Challenges
[1] Please quote, word for word, the part of the passage on Bible translations below that opens with the words containing "If you plan" and closes with "their denominational beliefs.".
[2] In the passage on Bible translations below, which books are the same and in the same order in Catholic, Protestant, and Orthodox editions?

Text passage
═══

March 8, 2012
Does one Bible fit all Christian readers and denominations?
When translating from ancient Hebrew, Greek, or Aramaic languages into contemporary English, variations occur because of the synonyms translators choose from and also because of archaic phrases that would puzzle readers today. Some translators convert each word into English, but most choose to render old idioms or colloquial expressions into current thoughts or contemporary phrases, rather than translating word for word.
If you plan to write Bible stories, Bible studies, church curriculum, or other Bible-based poems and manuscripts for Catholic, Protestant, and Orthodox readers, you’ll do well to compare the many fine translations on the Internet, or, better yet, get a copy of every English version of the Bible you can find.
As you see how biblical scholars translate a familiar verse or story in a truthful but fresh or unfamiliar way, you’ll broaden your view of God’s word and better understand where your readers are coming from, regardless of their denominational beliefs.
Whether you use Catholic, Protestant, or Orthodox editions of the Bible, all of the books of the New Testament will be the same and in the same order. In the Hebrew Bible or “Old Testament,” however, the number and placement of the books may vary, depending on whether the translators accepted the Septuagint – the Greek Bible that most Jews and Christians read up until the first century or so.

═══

Extracted entries
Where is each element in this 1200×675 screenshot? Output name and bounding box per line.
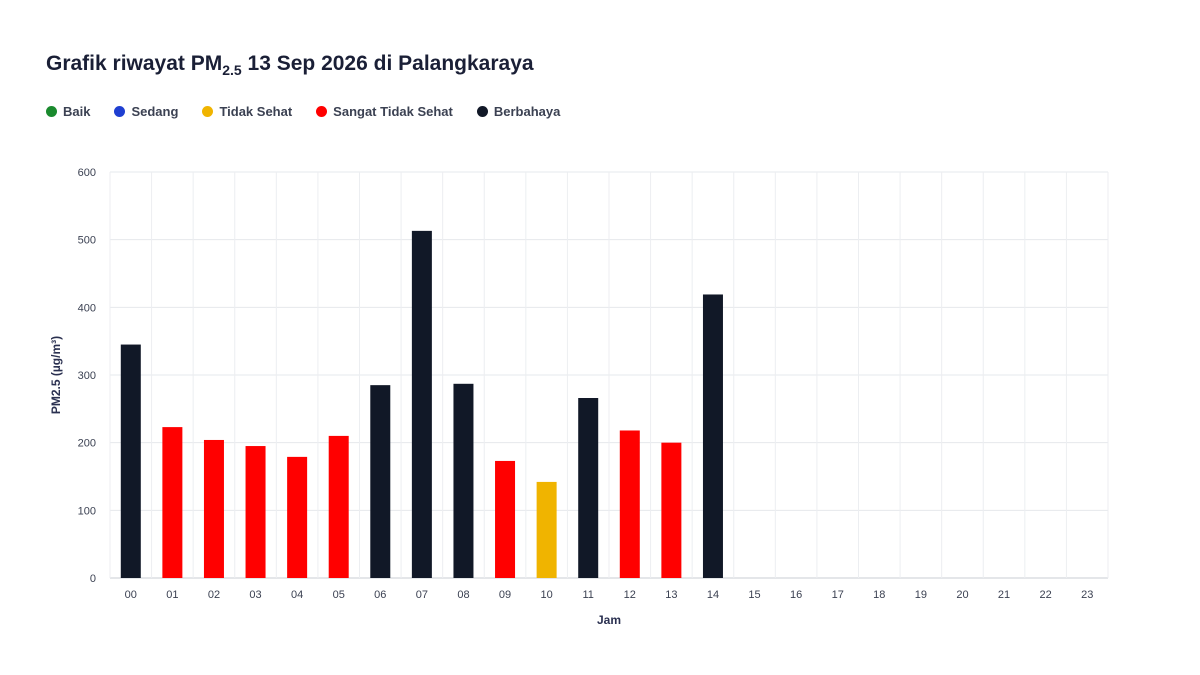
x-tick-label: 16 bbox=[790, 589, 802, 601]
bars-layer bbox=[120, 230, 723, 578]
x-tick-label: 19 bbox=[915, 589, 927, 601]
legend-label-sedang: Sedang bbox=[131, 104, 179, 119]
grid-layer bbox=[109, 171, 1109, 579]
legend-label-tidak-sehat: Tidak Sehat bbox=[219, 104, 293, 119]
x-axis-title: Jam bbox=[597, 613, 621, 627]
x-tick-label: 22 bbox=[1040, 589, 1052, 601]
legend-item-sedang[interactable]: Sedang bbox=[114, 104, 178, 119]
legend-dot-baik bbox=[46, 106, 57, 117]
bar-06[interactable] bbox=[370, 385, 391, 578]
legend-item-baik[interactable]: Baik bbox=[46, 104, 90, 119]
bar-01[interactable] bbox=[162, 427, 183, 578]
y-tick-label: 400 bbox=[78, 302, 96, 314]
x-tick-label: 15 bbox=[748, 589, 760, 601]
legend-label-baik: Baik bbox=[63, 104, 91, 119]
x-tick-label: 10 bbox=[541, 589, 553, 601]
bar-11[interactable] bbox=[578, 398, 599, 578]
bar-07[interactable] bbox=[411, 230, 432, 578]
legend-dot-tidak-sehat bbox=[202, 106, 214, 117]
bar-09[interactable] bbox=[495, 460, 516, 578]
x-tick-label: 06 bbox=[374, 589, 386, 601]
y-tick-label: 100 bbox=[78, 505, 96, 517]
bar-12[interactable] bbox=[619, 430, 640, 578]
y-tick-label: 300 bbox=[78, 370, 96, 382]
x-tick-label: 23 bbox=[1081, 589, 1093, 601]
x-tick-label: 00 bbox=[125, 589, 137, 601]
bar-02[interactable] bbox=[203, 439, 224, 578]
bar-05[interactable] bbox=[328, 435, 349, 578]
y-tick-label: 200 bbox=[78, 438, 96, 450]
labels-layer: 0 100 200 300 400 500 600 00 01 02 03 04 05 06 07 08 09 1… bbox=[78, 167, 1094, 601]
y-tick-label: 500 bbox=[78, 235, 96, 247]
x-tick-label: 05 bbox=[333, 589, 345, 601]
y-tick-label: 0 bbox=[90, 573, 96, 585]
bar-14[interactable] bbox=[702, 294, 723, 578]
bar-08[interactable] bbox=[453, 383, 474, 578]
x-tick-label: 12 bbox=[624, 589, 636, 601]
x-tick-label: 13 bbox=[665, 589, 677, 601]
bar-13[interactable] bbox=[661, 442, 682, 578]
x-tick-label: 14 bbox=[707, 589, 719, 601]
x-tick-label: 09 bbox=[499, 589, 511, 601]
legend-item-sangat-tidak-sehat[interactable]: Sangat Tidak Sehat bbox=[316, 104, 453, 119]
x-tick-label: 18 bbox=[873, 589, 885, 601]
chart-title-subscript: 2.5 bbox=[222, 62, 242, 78]
chart-title: Grafik riwayat PM2.5 13 Sep 2026 di Pala… bbox=[46, 52, 534, 78]
x-tick-label: 17 bbox=[832, 589, 844, 601]
chart-title-suffix: 13 Sep 2026 di Palangkaraya bbox=[241, 52, 534, 75]
bar-00[interactable] bbox=[120, 344, 141, 578]
x-tick-label: 03 bbox=[249, 589, 261, 601]
x-tick-label: 01 bbox=[166, 589, 178, 601]
legend-dot-sangat-tidak-sehat bbox=[316, 106, 328, 117]
legend-label-sangat-tidak-sehat: Sangat Tidak Sehat bbox=[333, 104, 453, 119]
x-tick-label: 04 bbox=[291, 589, 303, 601]
bar-03[interactable] bbox=[245, 446, 266, 578]
legend-dot-berbahaya bbox=[476, 106, 488, 117]
x-tick-label: 07 bbox=[416, 589, 428, 601]
legend-dot-sedang bbox=[114, 106, 126, 117]
y-tick-label: 600 bbox=[78, 167, 96, 179]
chart-legend: Baik Sedang Tidak Sehat Sangat Tidak Seh… bbox=[46, 104, 560, 119]
bar-10[interactable] bbox=[536, 481, 557, 578]
x-tick-label: 08 bbox=[457, 589, 469, 601]
x-tick-label: 20 bbox=[956, 589, 968, 601]
y-axis-title: PM2.5 (µg/m³) bbox=[49, 336, 63, 414]
x-tick-label: 11 bbox=[582, 589, 593, 601]
x-tick-label: 02 bbox=[208, 589, 220, 601]
legend-label-berbahaya: Berbahaya bbox=[493, 104, 561, 119]
x-tick-label: 21 bbox=[998, 589, 1010, 601]
legend-item-tidak-sehat[interactable]: Tidak Sehat bbox=[202, 104, 292, 119]
chart-title-prefix: Grafik riwayat PM bbox=[46, 52, 223, 75]
bar-04[interactable] bbox=[287, 456, 308, 578]
legend-item-berbahaya[interactable]: Berbahaya bbox=[476, 104, 561, 119]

═══

Answers to the exercise
[1]
If you plan to write Bible stories, Bible studies, church curriculum, or other Bible-based poems and manuscripts for Catholic, Protestant, and Orthodox readers, you’ll do well to compare the many fine translations on the Internet, or, better yet, get a copy of every English version of the Bible you can find.
As you see how biblical scholars translate a familiar verse or story in a truthful but fresh or unfamiliar way, you’ll broaden your view of God’s word and better understand where your readers are coming from, regardless of their denominational beliefs.

[2] All of the books of the New Testament.